Repeat each line of the material exactly.

# DATA TO PROCESS start

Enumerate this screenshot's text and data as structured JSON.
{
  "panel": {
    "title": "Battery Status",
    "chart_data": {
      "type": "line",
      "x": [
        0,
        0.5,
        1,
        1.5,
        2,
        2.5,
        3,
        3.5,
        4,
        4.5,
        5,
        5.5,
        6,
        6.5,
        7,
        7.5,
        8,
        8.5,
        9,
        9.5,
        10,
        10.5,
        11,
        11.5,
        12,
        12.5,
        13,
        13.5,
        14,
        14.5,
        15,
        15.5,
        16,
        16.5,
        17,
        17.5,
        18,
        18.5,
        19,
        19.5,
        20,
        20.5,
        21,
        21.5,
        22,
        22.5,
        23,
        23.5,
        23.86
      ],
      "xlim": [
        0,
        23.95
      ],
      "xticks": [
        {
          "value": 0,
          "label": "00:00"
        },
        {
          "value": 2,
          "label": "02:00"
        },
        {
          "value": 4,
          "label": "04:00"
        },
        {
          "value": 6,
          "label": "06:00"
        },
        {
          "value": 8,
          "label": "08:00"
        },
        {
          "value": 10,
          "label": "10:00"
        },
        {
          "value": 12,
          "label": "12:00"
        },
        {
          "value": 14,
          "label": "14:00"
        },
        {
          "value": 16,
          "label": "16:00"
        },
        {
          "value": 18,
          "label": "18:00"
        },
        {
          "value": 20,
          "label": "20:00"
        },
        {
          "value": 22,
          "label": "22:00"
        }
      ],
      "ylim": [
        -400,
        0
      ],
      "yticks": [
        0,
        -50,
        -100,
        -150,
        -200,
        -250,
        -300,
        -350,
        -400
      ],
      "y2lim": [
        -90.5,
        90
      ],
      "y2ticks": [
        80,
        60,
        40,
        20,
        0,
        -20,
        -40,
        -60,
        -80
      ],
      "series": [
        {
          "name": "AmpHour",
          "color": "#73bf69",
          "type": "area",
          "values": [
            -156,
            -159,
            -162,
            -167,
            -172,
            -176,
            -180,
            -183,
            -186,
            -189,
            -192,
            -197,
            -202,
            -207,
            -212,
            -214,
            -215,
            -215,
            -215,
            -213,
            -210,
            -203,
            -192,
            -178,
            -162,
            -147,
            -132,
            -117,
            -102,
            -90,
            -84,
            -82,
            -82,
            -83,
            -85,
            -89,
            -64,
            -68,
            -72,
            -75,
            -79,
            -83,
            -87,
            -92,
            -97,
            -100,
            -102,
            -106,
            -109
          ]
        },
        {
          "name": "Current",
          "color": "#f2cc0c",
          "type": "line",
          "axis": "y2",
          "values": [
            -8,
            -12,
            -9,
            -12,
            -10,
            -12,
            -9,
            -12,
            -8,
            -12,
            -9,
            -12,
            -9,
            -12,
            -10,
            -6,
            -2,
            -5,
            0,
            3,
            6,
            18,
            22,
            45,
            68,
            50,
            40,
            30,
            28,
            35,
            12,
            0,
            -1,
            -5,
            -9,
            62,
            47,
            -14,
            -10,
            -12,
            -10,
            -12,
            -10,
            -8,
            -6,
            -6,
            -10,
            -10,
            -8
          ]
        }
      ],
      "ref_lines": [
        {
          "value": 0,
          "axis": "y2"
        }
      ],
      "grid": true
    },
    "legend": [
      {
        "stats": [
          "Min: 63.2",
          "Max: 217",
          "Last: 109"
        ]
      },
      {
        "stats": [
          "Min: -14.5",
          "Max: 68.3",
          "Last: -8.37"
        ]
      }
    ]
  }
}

# DATA TO PROCESS end

__COMPLETE ANSWER__.
Enumerate this screenshot's text and data as structured JSON.
{
  "panel": {
    "title": "Battery Status",
    "chart_data": {
      "type": "line",
      "x": [
        0,
        0.5,
        1,
        1.5,
        2,
        2.5,
        3,
        3.5,
        4,
        4.5,
        5,
        5.5,
        6,
        6.5,
        7,
        7.5,
        8,
        8.5,
        9,
        9.5,
        10,
        10.5,
        11,
        11.5,
        12,
        12.5,
        13,
        13.5,
        14,
        14.5,
        15,
        15.5,
        16,
        16.5,
        17,
        17.5,
        18,
        18.5,
        19,
        19.5,
        20,
        20.5,
        21,
        21.5,
        22,
        22.5,
        23,
        23.5,
        23.86
      ],
      "xlim": [
        0,
        23.95
      ],
      "xticks": [
        {
          "value": 0,
          "label": "00:00"
        },
        {
          "value": 2,
          "label": "02:00"
        },
        {
          "value": 4,
          "label": "04:00"
        },
        {
          "value": 6,
          "label": "06:00"
        },
        {
          "value": 8,
          "label": "08:00"
        },
        {
          "value": 10,
          "label": "10:00"
        },
        {
          "value": 12,
          "label": "12:00"
        },
        {
          "value": 14,
          "label": "14:00"
        },
        {
          "value": 16,
          "label": "16:00"
        },
        {
          "value": 18,
          "label": "18:00"
        },
        {
          "value": 20,
          "label": "20:00"
        },
        {
          "value": 22,
          "label": "22:00"
        }
      ],
      "ylim": [
        -400,
        0
      ],
      "yticks": [
        0,
        -50,
        -100,
        -150,
        -200,
        -250,
        -300,
        -350,
        -400
      ],
      "y2lim": [
        -90.5,
        90
      ],
      "y2ticks": [
        80,
        60,
        40,
        20,
        0,
        -20,
        -40,
        -60,
        -80
      ],
      "series": [
        {
          "name": "AmpHour",
          "color": "#73bf69",
          "type": "area",
          "values": [
            -156,
            -159,
            -162,
            -167,
            -172,
            -176,
            -180,
            -183,
            -186,
            -189,
            -192,
            -197,
            -202,
            -207,
            -212,
            -214,
            -215,
            -215,
            -215,
            -213,
            -210,
            -203,
            -192,
            -178,
            -162,
            -147,
            -132,
            -117,
            -102,
            -90,
            -84,
            -82,
            -82,
            -83,
            -85,
            -89,
            -64,
            -68,
            -72,
            -75,
            -79,
            -83,
            -87,
            -92,
            -97,
            -100,
            -102,
            -106,
            -109
          ]
        },
        {
          "name": "Current",
          "color": "#f2cc0c",
          "type": "line",
          "axis": "y2",
          "values": [
            -8,
            -12,
            -9,
            -12,
            -10,
            -12,
            -9,
            -12,
            -8,
            -12,
            -9,
            -12,
            -9,
            -12,
            -10,
            -6,
            -2,
            -5,
            0,
            3,
            6,
            18,
            22,
            45,
            68,
            50,
            40,
            30,
            28,
            35,
            12,
            0,
            -1,
            -5,
            -9,
            62,
            47,
            -14,
            -10,
            -12,
            -10,
            -12,
            -10,
            -8,
            -6,
            -6,
            -10,
            -10,
            -8
          ]
        }
      ],
      "ref_lines": [
        {
          "value": 0,
          "axis": "y2"
        }
      ],
      "grid": true
    },
    "legend": [
      {
        "stats": [
          "Min: 63.2",
          "Max: 217",
          "Last: 109"
        ]
      },
      {
        "stats": [
          "Min: -14.5",
          "Max: 68.3",
          "Last: -8.37"
        ]
      }
    ]
  }
}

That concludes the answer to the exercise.